▶ _ARTICLE_:
Local Government
Tewalt distances Town from EDA business – but where is that distance?
The specter of EDA scandal permeated the Front Royal Town Council meeting of April 22 despite an absence of any overt Economic Development Authority business or citizens belaboring town officials over past oversight lapses.
As council approached a vote on authorization of a resolution regarding its long-term financing plan for the $10 million new Front Royal Police headquarters project, Councilman Eugene Tewalt felt compelled to distance the town government from EDA business.
“If you heard the EDA mentioned here don’t get confused. We have to pay the loan that the EDA got for us so that we could build the building. Now this loan is going to be done through a bond issue through the VML, which is the Virginia Municipal League. So it’ll have nothing to do with the EDA, period,” Tewalt stated.
He then returned to his oft-stated rationale that the County’s assumption of the Town’s portion of annual operational funding of the EDA as part of ongoing North Corridor water-sewer compensation negotiations several years ago ended Town involvement in EDA business.

▶ _AVAILABLE DATA_:
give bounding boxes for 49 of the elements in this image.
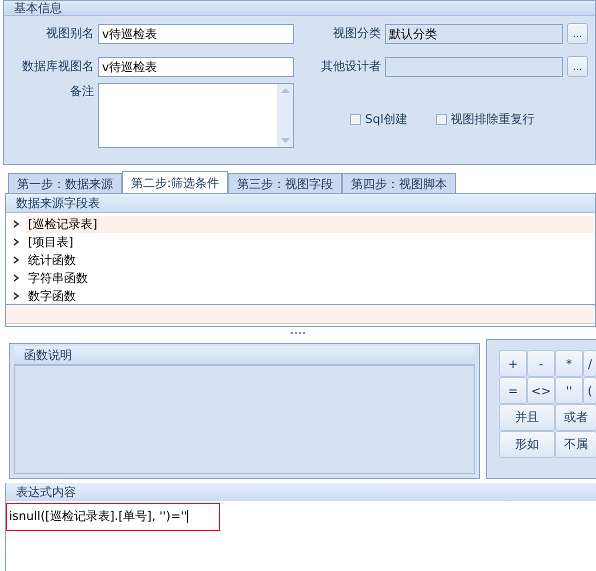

▶ _PROBLEM 1_:
Do the following statements agree with the Town Council article? For each, answer yes or no and quote the deciding words from the article.
(a) The new Front Royal Police headquarters project is a $10 million project.
(b) Tewalt said the loan will be done through a bond issue through the Virginia Municipal League.
(c) At the April 22 meeting, citizens belabored town officials over past oversight lapses.
▶ _PROBLEM 2_: Please quote the part of the Town Council article that opens with the words containing "As council approached" and closes with "in EDA business.".

▶ _EXERCISE SOLUTION 1_:
(a) Yes: "the $10 million new Front Royal Police headquarters project"
(b) Yes: "this loan is going to be done through a bond issue through the VML, which is the Virginia Municipal League"
(c) No: "despite an absence of any overt Economic Development Authority business or citizens belaboring town officials over past oversight lapses"

▶ _EXERCISE SOLUTION 2_:
As council approached a vote on authorization of a resolution regarding its long-term financing plan for the $10 million new Front Royal Police headquarters project, Councilman Eugene Tewalt felt compelled to distance the town government from EDA business.
“If you heard the EDA mentioned here don’t get confused. We have to pay the loan that the EDA got for us so that we could build the building. Now this loan is going to be done through a bond issue through the VML, which is the Virginia Municipal League. So it’ll have nothing to do with the EDA, period,” Tewalt stated.
He then returned to his oft-stated rationale that the County’s assumption of the Town’s portion of annual operational funding of the EDA as part of ongoing North Corridor water-sewer compensation negotiations several years ago ended Town involvement in EDA business.